— Begin WORKING DATA —
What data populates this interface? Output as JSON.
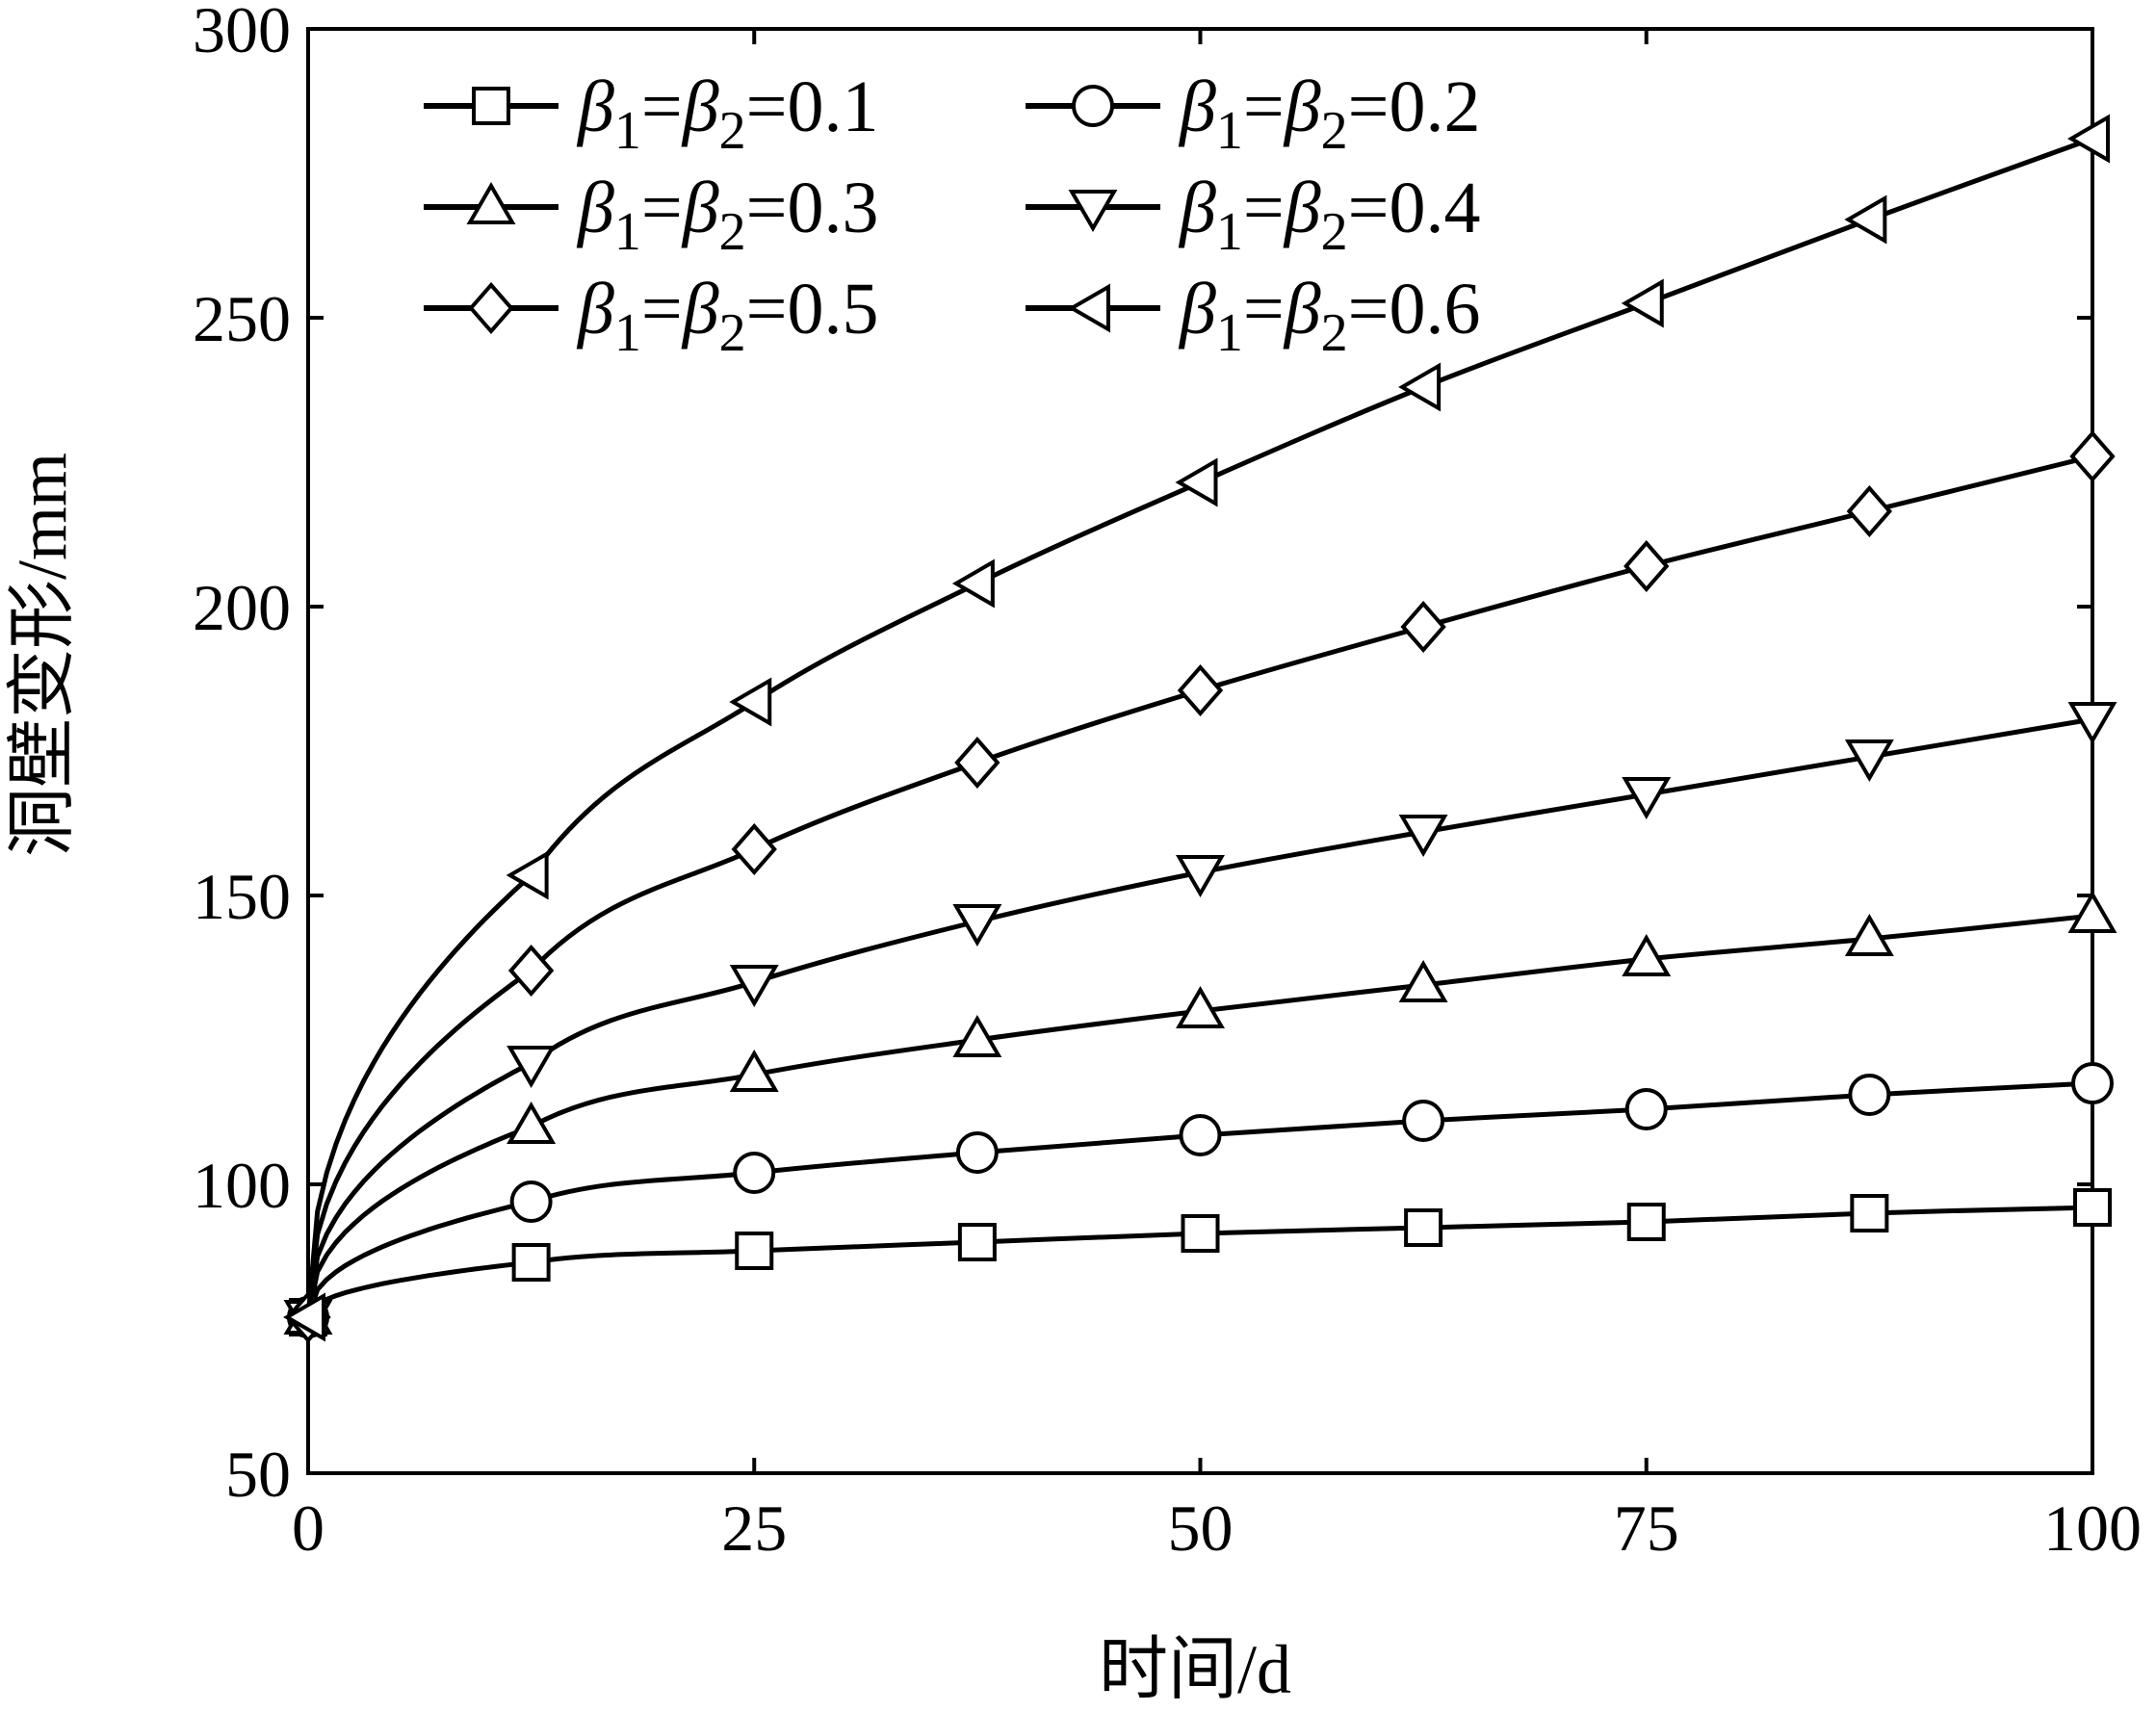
{
  "chart_data": {
    "type": "line",
    "title": "",
    "xlabel": "时间/d",
    "ylabel": "洞壁变形/mm",
    "xlim": [
      0,
      100
    ],
    "ylim": [
      50,
      300
    ],
    "xticks": [
      0,
      25,
      50,
      75,
      100
    ],
    "yticks": [
      50,
      100,
      150,
      200,
      250,
      300
    ],
    "x": [
      0,
      12.5,
      25,
      37.5,
      50,
      62.5,
      75,
      87.5,
      100
    ],
    "legend_position": "top-left",
    "grid": false,
    "series": [
      {
        "name": "β1=β2=0.1",
        "label": {
          "sym": "β",
          "sub1": "1",
          "eq": "=",
          "sub2": "2",
          "val": "=0.1"
        },
        "marker": "square",
        "values": [
          77,
          86.5,
          88.5,
          90,
          91.5,
          92.5,
          93.5,
          95,
          96
        ]
      },
      {
        "name": "β1=β2=0.2",
        "label": {
          "sym": "β",
          "sub1": "1",
          "eq": "=",
          "sub2": "2",
          "val": "=0.2"
        },
        "marker": "circle",
        "values": [
          77,
          97,
          102,
          105.5,
          108.5,
          111,
          113,
          115.5,
          117.5
        ]
      },
      {
        "name": "β1=β2=0.3",
        "label": {
          "sym": "β",
          "sub1": "1",
          "eq": "=",
          "sub2": "2",
          "val": "=0.3"
        },
        "marker": "triangle-up",
        "values": [
          77,
          110,
          119,
          125,
          130,
          134.5,
          139,
          142.5,
          146.5
        ]
      },
      {
        "name": "β1=β2=0.4",
        "label": {
          "sym": "β",
          "sub1": "1",
          "eq": "=",
          "sub2": "2",
          "val": "=0.4"
        },
        "marker": "triangle-down",
        "values": [
          77,
          121,
          135,
          145.5,
          154,
          161,
          167.5,
          174,
          180.5
        ]
      },
      {
        "name": "β1=β2=0.5",
        "label": {
          "sym": "β",
          "sub1": "1",
          "eq": "=",
          "sub2": "2",
          "val": "=0.5"
        },
        "marker": "diamond",
        "values": [
          77,
          137,
          158,
          173,
          185.5,
          196.5,
          207,
          216.5,
          226
        ]
      },
      {
        "name": "β1=β2=0.6",
        "label": {
          "sym": "β",
          "sub1": "1",
          "eq": "=",
          "sub2": "2",
          "val": "=0.6"
        },
        "marker": "triangle-left",
        "values": [
          77,
          153.5,
          183.5,
          204,
          221.5,
          238,
          252.5,
          267,
          281
        ]
      }
    ]
  }
}
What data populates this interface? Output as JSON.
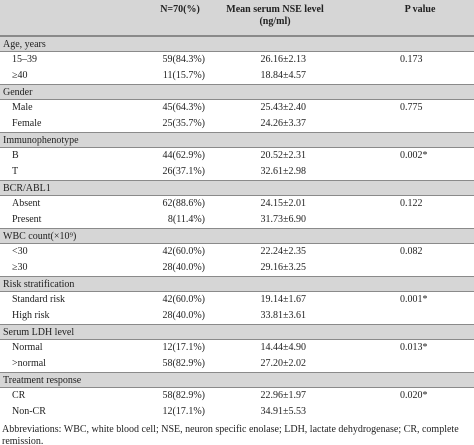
{
  "table": {
    "header": [
      "N=70(%)",
      "Mean serum NSE level (ng/ml)",
      "P value"
    ],
    "sections": [
      {
        "label": "Age, years",
        "rows": [
          {
            "label": "15–39",
            "n": "59(84.3%)",
            "mean": "26.16±2.13",
            "p": "0.173"
          },
          {
            "label": "≥40",
            "n": "11(15.7%)",
            "mean": "18.84±4.57"
          }
        ]
      },
      {
        "label": "Gender",
        "rows": [
          {
            "label": "Male",
            "n": "45(64.3%)",
            "mean": "25.43±2.40",
            "p": "0.775"
          },
          {
            "label": "Female",
            "n": "25(35.7%)",
            "mean": "24.26±3.37"
          }
        ]
      },
      {
        "label": "Immunophenotype",
        "rows": [
          {
            "label": "B",
            "n": "44(62.9%)",
            "mean": "20.52±2.31",
            "p": "0.002*"
          },
          {
            "label": "T",
            "n": "26(37.1%)",
            "mean": "32.61±2.98"
          }
        ]
      },
      {
        "label": "BCR/ABL1",
        "rows": [
          {
            "label": "Absent",
            "n": "62(88.6%)",
            "mean": "24.15±2.01",
            "p": "0.122"
          },
          {
            "label": "Present",
            "n": "8(11.4%)",
            "mean": "31.73±6.90"
          }
        ]
      },
      {
        "label": "WBC count(×10⁹)",
        "rows": [
          {
            "label": "<30",
            "n": "42(60.0%)",
            "mean": "22.24±2.35",
            "p": "0.082"
          },
          {
            "label": "≥30",
            "n": "28(40.0%)",
            "mean": "29.16±3.25"
          }
        ]
      },
      {
        "label": "Risk stratification",
        "rows": [
          {
            "label": "Standard risk",
            "n": "42(60.0%)",
            "mean": "19.14±1.67",
            "p": "0.001*"
          },
          {
            "label": "High risk",
            "n": "28(40.0%)",
            "mean": "33.81±3.61"
          }
        ]
      },
      {
        "label": "Serum LDH level",
        "rows": [
          {
            "label": "Normal",
            "n": "12(17.1%)",
            "mean": "14.44±4.90",
            "p": "0.013*"
          },
          {
            "label": ">normal",
            "n": "58(82.9%)",
            "mean": "27.20±2.02"
          }
        ]
      },
      {
        "label": "Treatment response",
        "rows": [
          {
            "label": "CR",
            "n": "58(82.9%)",
            "mean": "22.96±1.97",
            "p": "0.020*"
          },
          {
            "label": "Non-CR",
            "n": "12(17.1%)",
            "mean": "34.91±5.53"
          }
        ]
      }
    ],
    "footnote": "Abbreviations: WBC, white blood cell; NSE, neuron specific enolase; LDH, lactate dehydrogenase; CR, complete remission."
  }
}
— End WORKING DATA —
WRITTEN INSTRUCTION
Set each line of the records down exactly, leaving every picture out.

PROBLEM SOLUTION
What data populates this interface? Output as JSON.
{
  "chart_data": {
    "type": "line",
    "title": "",
    "xlabel": "时间/d",
    "ylabel": "洞壁变形/mm",
    "xlim": [
      0,
      100
    ],
    "ylim": [
      50,
      300
    ],
    "xticks": [
      0,
      25,
      50,
      75,
      100
    ],
    "yticks": [
      50,
      100,
      150,
      200,
      250,
      300
    ],
    "x": [
      0,
      12.5,
      25,
      37.5,
      50,
      62.5,
      75,
      87.5,
      100
    ],
    "legend_position": "top-left",
    "grid": false,
    "series": [
      {
        "name": "β1=β2=0.1",
        "label": {
          "sym": "β",
          "sub1": "1",
          "eq": "=",
          "sub2": "2",
          "val": "=0.1"
        },
        "marker": "square",
        "values": [
          77,
          86.5,
          88.5,
          90,
          91.5,
          92.5,
          93.5,
          95,
          96
        ]
      },
      {
        "name": "β1=β2=0.2",
        "label": {
          "sym": "β",
          "sub1": "1",
          "eq": "=",
          "sub2": "2",
          "val": "=0.2"
        },
        "marker": "circle",
        "values": [
          77,
          97,
          102,
          105.5,
          108.5,
          111,
          113,
          115.5,
          117.5
        ]
      },
      {
        "name": "β1=β2=0.3",
        "label": {
          "sym": "β",
          "sub1": "1",
          "eq": "=",
          "sub2": "2",
          "val": "=0.3"
        },
        "marker": "triangle-up",
        "values": [
          77,
          110,
          119,
          125,
          130,
          134.5,
          139,
          142.5,
          146.5
        ]
      },
      {
        "name": "β1=β2=0.4",
        "label": {
          "sym": "β",
          "sub1": "1",
          "eq": "=",
          "sub2": "2",
          "val": "=0.4"
        },
        "marker": "triangle-down",
        "values": [
          77,
          121,
          135,
          145.5,
          154,
          161,
          167.5,
          174,
          180.5
        ]
      },
      {
        "name": "β1=β2=0.5",
        "label": {
          "sym": "β",
          "sub1": "1",
          "eq": "=",
          "sub2": "2",
          "val": "=0.5"
        },
        "marker": "diamond",
        "values": [
          77,
          137,
          158,
          173,
          185.5,
          196.5,
          207,
          216.5,
          226
        ]
      },
      {
        "name": "β1=β2=0.6",
        "label": {
          "sym": "β",
          "sub1": "1",
          "eq": "=",
          "sub2": "2",
          "val": "=0.6"
        },
        "marker": "triangle-left",
        "values": [
          77,
          153.5,
          183.5,
          204,
          221.5,
          238,
          252.5,
          267,
          281
        ]
      }
    ]
  }
}
What data populates this interface? Output as JSON.
{
  "table": {
    "header": [
      "N=70(%)",
      "Mean serum NSE level (ng/ml)",
      "P value"
    ],
    "sections": [
      {
        "label": "Age, years",
        "rows": [
          {
            "label": "15–39",
            "n": "59(84.3%)",
            "mean": "26.16±2.13",
            "p": "0.173"
          },
          {
            "label": "≥40",
            "n": "11(15.7%)",
            "mean": "18.84±4.57"
          }
        ]
      },
      {
        "label": "Gender",
        "rows": [
          {
            "label": "Male",
            "n": "45(64.3%)",
            "mean": "25.43±2.40",
            "p": "0.775"
          },
          {
            "label": "Female",
            "n": "25(35.7%)",
            "mean": "24.26±3.37"
          }
        ]
      },
      {
        "label": "Immunophenotype",
        "rows": [
          {
            "label": "B",
            "n": "44(62.9%)",
            "mean": "20.52±2.31",
            "p": "0.002*"
          },
          {
            "label": "T",
            "n": "26(37.1%)",
            "mean": "32.61±2.98"
          }
        ]
      },
      {
        "label": "BCR/ABL1",
        "rows": [
          {
            "label": "Absent",
            "n": "62(88.6%)",
            "mean": "24.15±2.01",
            "p": "0.122"
          },
          {
            "label": "Present",
            "n": "8(11.4%)",
            "mean": "31.73±6.90"
          }
        ]
      },
      {
        "label": "WBC count(×10⁹)",
        "rows": [
          {
            "label": "<30",
            "n": "42(60.0%)",
            "mean": "22.24±2.35",
            "p": "0.082"
          },
          {
            "label": "≥30",
            "n": "28(40.0%)",
            "mean": "29.16±3.25"
          }
        ]
      },
      {
        "label": "Risk stratification",
        "rows": [
          {
            "label": "Standard risk",
            "n": "42(60.0%)",
            "mean": "19.14±1.67",
            "p": "0.001*"
          },
          {
            "label": "High risk",
            "n": "28(40.0%)",
            "mean": "33.81±3.61"
          }
        ]
      },
      {
        "label": "Serum LDH level",
        "rows": [
          {
            "label": "Normal",
            "n": "12(17.1%)",
            "mean": "14.44±4.90",
            "p": "0.013*"
          },
          {
            "label": ">normal",
            "n": "58(82.9%)",
            "mean": "27.20±2.02"
          }
        ]
      },
      {
        "label": "Treatment response",
        "rows": [
          {
            "label": "CR",
            "n": "58(82.9%)",
            "mean": "22.96±1.97",
            "p": "0.020*"
          },
          {
            "label": "Non-CR",
            "n": "12(17.1%)",
            "mean": "34.91±5.53"
          }
        ]
      }
    ],
    "footnote": "Abbreviations: WBC, white blood cell; NSE, neuron specific enolase; LDH, lactate dehydrogenase; CR, complete remission."
  }
}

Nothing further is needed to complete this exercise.